◆ **Stated task**
Give the number of lines in the records below that include "title". Reply with that number alone.
┌─ Data excerpts
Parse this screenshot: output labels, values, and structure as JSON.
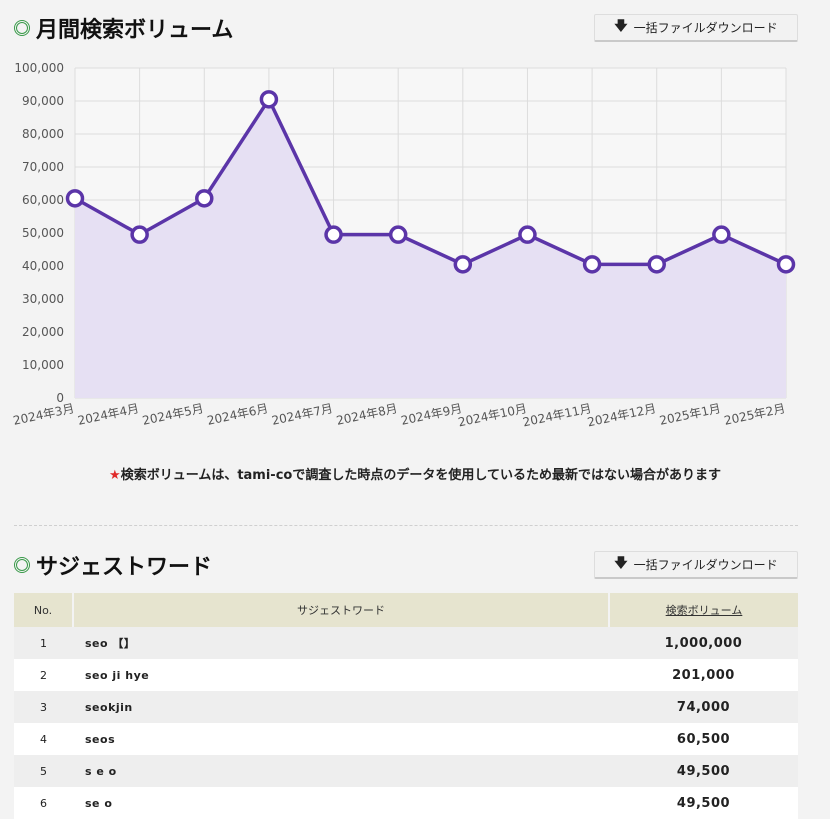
{
  "volume_section": {
    "title": "月間検索ボリューム",
    "download_label": "一括ファイルダウンロード",
    "note_star": "★",
    "note": "検索ボリュームは、tami-coで調査した時点のデータを使用しているため最新ではない場合があります"
  },
  "chart_data": {
    "type": "area",
    "title": "",
    "xlabel": "",
    "ylabel": "",
    "categories": [
      "2024年3月",
      "2024年4月",
      "2024年5月",
      "2024年6月",
      "2024年7月",
      "2024年8月",
      "2024年9月",
      "2024年10月",
      "2024年11月",
      "2024年12月",
      "2025年1月",
      "2025年2月"
    ],
    "values": [
      60500,
      49500,
      60500,
      90500,
      49500,
      49500,
      40500,
      49500,
      40500,
      40500,
      49500,
      40500
    ],
    "ylim": [
      0,
      100000
    ],
    "yticks": [
      "0",
      "10,000",
      "20,000",
      "30,000",
      "40,000",
      "50,000",
      "60,000",
      "70,000",
      "80,000",
      "90,000",
      "100,000"
    ],
    "grid": true,
    "line_color": "#5b35a8",
    "fill_color": "#e6e0f3"
  },
  "suggest_section": {
    "title": "サジェストワード",
    "download_label": "一括ファイルダウンロード",
    "columns": [
      "No.",
      "サジェストワード",
      "検索ボリューム"
    ],
    "rows": [
      {
        "no": "1",
        "keyword": "seo 【】",
        "volume": "1,000,000"
      },
      {
        "no": "2",
        "keyword": "seo ji hye",
        "volume": "201,000"
      },
      {
        "no": "3",
        "keyword": "seokjin",
        "volume": "74,000"
      },
      {
        "no": "4",
        "keyword": "seos",
        "volume": "60,500"
      },
      {
        "no": "5",
        "keyword": "s e o",
        "volume": "49,500"
      },
      {
        "no": "6",
        "keyword": "se o",
        "volume": "49,500"
      }
    ]
  }
}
└─
◆ **In response**
3